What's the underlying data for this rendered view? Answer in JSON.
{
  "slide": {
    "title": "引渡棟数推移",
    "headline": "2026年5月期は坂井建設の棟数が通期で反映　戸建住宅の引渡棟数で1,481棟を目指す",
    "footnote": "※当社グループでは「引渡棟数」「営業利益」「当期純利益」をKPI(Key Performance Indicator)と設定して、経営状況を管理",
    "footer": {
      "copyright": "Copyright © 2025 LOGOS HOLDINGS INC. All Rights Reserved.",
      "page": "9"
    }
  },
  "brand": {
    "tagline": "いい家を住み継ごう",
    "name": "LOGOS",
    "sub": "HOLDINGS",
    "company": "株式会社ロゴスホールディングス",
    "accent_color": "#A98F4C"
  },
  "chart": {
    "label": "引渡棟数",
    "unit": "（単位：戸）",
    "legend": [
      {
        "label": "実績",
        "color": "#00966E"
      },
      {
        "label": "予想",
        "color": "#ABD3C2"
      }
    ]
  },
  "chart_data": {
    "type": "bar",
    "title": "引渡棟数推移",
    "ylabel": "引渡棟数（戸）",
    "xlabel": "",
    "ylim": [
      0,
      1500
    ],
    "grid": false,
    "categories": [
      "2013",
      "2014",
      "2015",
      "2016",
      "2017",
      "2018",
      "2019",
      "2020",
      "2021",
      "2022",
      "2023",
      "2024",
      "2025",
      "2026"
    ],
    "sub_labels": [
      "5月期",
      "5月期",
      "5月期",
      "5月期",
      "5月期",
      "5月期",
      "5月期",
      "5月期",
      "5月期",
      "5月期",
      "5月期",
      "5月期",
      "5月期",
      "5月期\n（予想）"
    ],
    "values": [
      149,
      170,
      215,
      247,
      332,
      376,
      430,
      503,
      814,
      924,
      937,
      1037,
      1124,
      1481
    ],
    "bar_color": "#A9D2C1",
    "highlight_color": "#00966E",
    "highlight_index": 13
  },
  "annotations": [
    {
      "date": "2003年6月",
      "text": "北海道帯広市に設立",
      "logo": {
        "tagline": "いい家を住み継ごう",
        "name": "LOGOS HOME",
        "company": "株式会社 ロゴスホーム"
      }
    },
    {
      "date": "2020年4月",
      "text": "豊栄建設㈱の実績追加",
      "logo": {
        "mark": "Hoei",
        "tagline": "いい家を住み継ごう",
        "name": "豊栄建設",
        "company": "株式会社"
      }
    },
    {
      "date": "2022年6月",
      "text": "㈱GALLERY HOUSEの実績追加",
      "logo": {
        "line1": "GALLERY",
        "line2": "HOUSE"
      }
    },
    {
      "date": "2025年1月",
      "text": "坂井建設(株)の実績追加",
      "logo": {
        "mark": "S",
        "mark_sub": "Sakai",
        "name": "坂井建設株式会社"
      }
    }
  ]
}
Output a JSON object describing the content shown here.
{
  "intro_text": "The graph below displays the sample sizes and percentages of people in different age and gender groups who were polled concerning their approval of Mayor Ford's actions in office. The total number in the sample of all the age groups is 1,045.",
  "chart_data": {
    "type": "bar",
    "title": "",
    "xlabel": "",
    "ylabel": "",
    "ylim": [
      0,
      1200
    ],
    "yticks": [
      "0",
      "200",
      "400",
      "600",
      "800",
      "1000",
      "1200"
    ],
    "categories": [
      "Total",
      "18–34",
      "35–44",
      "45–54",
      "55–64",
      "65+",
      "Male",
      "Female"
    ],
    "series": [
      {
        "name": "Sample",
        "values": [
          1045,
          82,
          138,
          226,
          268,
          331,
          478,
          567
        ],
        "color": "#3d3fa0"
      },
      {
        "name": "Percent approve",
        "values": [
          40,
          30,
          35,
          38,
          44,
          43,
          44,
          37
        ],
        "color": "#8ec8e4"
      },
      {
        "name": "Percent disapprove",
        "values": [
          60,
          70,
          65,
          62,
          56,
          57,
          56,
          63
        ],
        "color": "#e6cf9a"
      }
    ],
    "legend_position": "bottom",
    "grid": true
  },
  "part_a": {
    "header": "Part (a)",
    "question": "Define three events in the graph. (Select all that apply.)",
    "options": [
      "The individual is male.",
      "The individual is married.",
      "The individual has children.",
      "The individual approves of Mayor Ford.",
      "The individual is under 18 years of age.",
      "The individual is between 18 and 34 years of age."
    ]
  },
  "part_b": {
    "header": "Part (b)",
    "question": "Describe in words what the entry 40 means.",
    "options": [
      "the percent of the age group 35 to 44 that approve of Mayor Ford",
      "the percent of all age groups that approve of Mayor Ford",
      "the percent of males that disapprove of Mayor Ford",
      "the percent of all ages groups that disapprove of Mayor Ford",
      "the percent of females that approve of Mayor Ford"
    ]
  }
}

Task details: Each entry above needs to be retyped exactly.

Finished task:
What's the underlying data for this rendered view? Answer in JSON.
{
  "slide": {
    "title": "引渡棟数推移",
    "headline": "2026年5月期は坂井建設の棟数が通期で反映　戸建住宅の引渡棟数で1,481棟を目指す",
    "footnote": "※当社グループでは「引渡棟数」「営業利益」「当期純利益」をKPI(Key Performance Indicator)と設定して、経営状況を管理",
    "footer": {
      "copyright": "Copyright © 2025 LOGOS HOLDINGS INC. All Rights Reserved.",
      "page": "9"
    }
  },
  "brand": {
    "tagline": "いい家を住み継ごう",
    "name": "LOGOS",
    "sub": "HOLDINGS",
    "company": "株式会社ロゴスホールディングス",
    "accent_color": "#A98F4C"
  },
  "chart": {
    "label": "引渡棟数",
    "unit": "（単位：戸）",
    "legend": [
      {
        "label": "実績",
        "color": "#00966E"
      },
      {
        "label": "予想",
        "color": "#ABD3C2"
      }
    ]
  },
  "chart_data": {
    "type": "bar",
    "title": "引渡棟数推移",
    "ylabel": "引渡棟数（戸）",
    "xlabel": "",
    "ylim": [
      0,
      1500
    ],
    "grid": false,
    "categories": [
      "2013",
      "2014",
      "2015",
      "2016",
      "2017",
      "2018",
      "2019",
      "2020",
      "2021",
      "2022",
      "2023",
      "2024",
      "2025",
      "2026"
    ],
    "sub_labels": [
      "5月期",
      "5月期",
      "5月期",
      "5月期",
      "5月期",
      "5月期",
      "5月期",
      "5月期",
      "5月期",
      "5月期",
      "5月期",
      "5月期",
      "5月期",
      "5月期\n（予想）"
    ],
    "values": [
      149,
      170,
      215,
      247,
      332,
      376,
      430,
      503,
      814,
      924,
      937,
      1037,
      1124,
      1481
    ],
    "bar_color": "#A9D2C1",
    "highlight_color": "#00966E",
    "highlight_index": 13
  },
  "annotations": [
    {
      "date": "2003年6月",
      "text": "北海道帯広市に設立",
      "logo": {
        "tagline": "いい家を住み継ごう",
        "name": "LOGOS HOME",
        "company": "株式会社 ロゴスホーム"
      }
    },
    {
      "date": "2020年4月",
      "text": "豊栄建設㈱の実績追加",
      "logo": {
        "mark": "Hoei",
        "tagline": "いい家を住み継ごう",
        "name": "豊栄建設",
        "company": "株式会社"
      }
    },
    {
      "date": "2022年6月",
      "text": "㈱GALLERY HOUSEの実績追加",
      "logo": {
        "line1": "GALLERY",
        "line2": "HOUSE"
      }
    },
    {
      "date": "2025年1月",
      "text": "坂井建設(株)の実績追加",
      "logo": {
        "mark": "S",
        "mark_sub": "Sakai",
        "name": "坂井建設株式会社"
      }
    }
  ]
}
Output a JSON object describing the content shown here.
{
  "intro_text": "The graph below displays the sample sizes and percentages of people in different age and gender groups who were polled concerning their approval of Mayor Ford's actions in office. The total number in the sample of all the age groups is 1,045.",
  "chart_data": {
    "type": "bar",
    "title": "",
    "xlabel": "",
    "ylabel": "",
    "ylim": [
      0,
      1200
    ],
    "yticks": [
      "0",
      "200",
      "400",
      "600",
      "800",
      "1000",
      "1200"
    ],
    "categories": [
      "Total",
      "18–34",
      "35–44",
      "45–54",
      "55–64",
      "65+",
      "Male",
      "Female"
    ],
    "series": [
      {
        "name": "Sample",
        "values": [
          1045,
          82,
          138,
          226,
          268,
          331,
          478,
          567
        ],
        "color": "#3d3fa0"
      },
      {
        "name": "Percent approve",
        "values": [
          40,
          30,
          35,
          38,
          44,
          43,
          44,
          37
        ],
        "color": "#8ec8e4"
      },
      {
        "name": "Percent disapprove",
        "values": [
          60,
          70,
          65,
          62,
          56,
          57,
          56,
          63
        ],
        "color": "#e6cf9a"
      }
    ],
    "legend_position": "bottom",
    "grid": true
  },
  "part_a": {
    "header": "Part (a)",
    "question": "Define three events in the graph. (Select all that apply.)",
    "options": [
      "The individual is male.",
      "The individual is married.",
      "The individual has children.",
      "The individual approves of Mayor Ford.",
      "The individual is under 18 years of age.",
      "The individual is between 18 and 34 years of age."
    ]
  },
  "part_b": {
    "header": "Part (b)",
    "question": "Describe in words what the entry 40 means.",
    "options": [
      "the percent of the age group 35 to 44 that approve of Mayor Ford",
      "the percent of all age groups that approve of Mayor Ford",
      "the percent of males that disapprove of Mayor Ford",
      "the percent of all ages groups that disapprove of Mayor Ford",
      "the percent of females that approve of Mayor Ford"
    ]
  }
}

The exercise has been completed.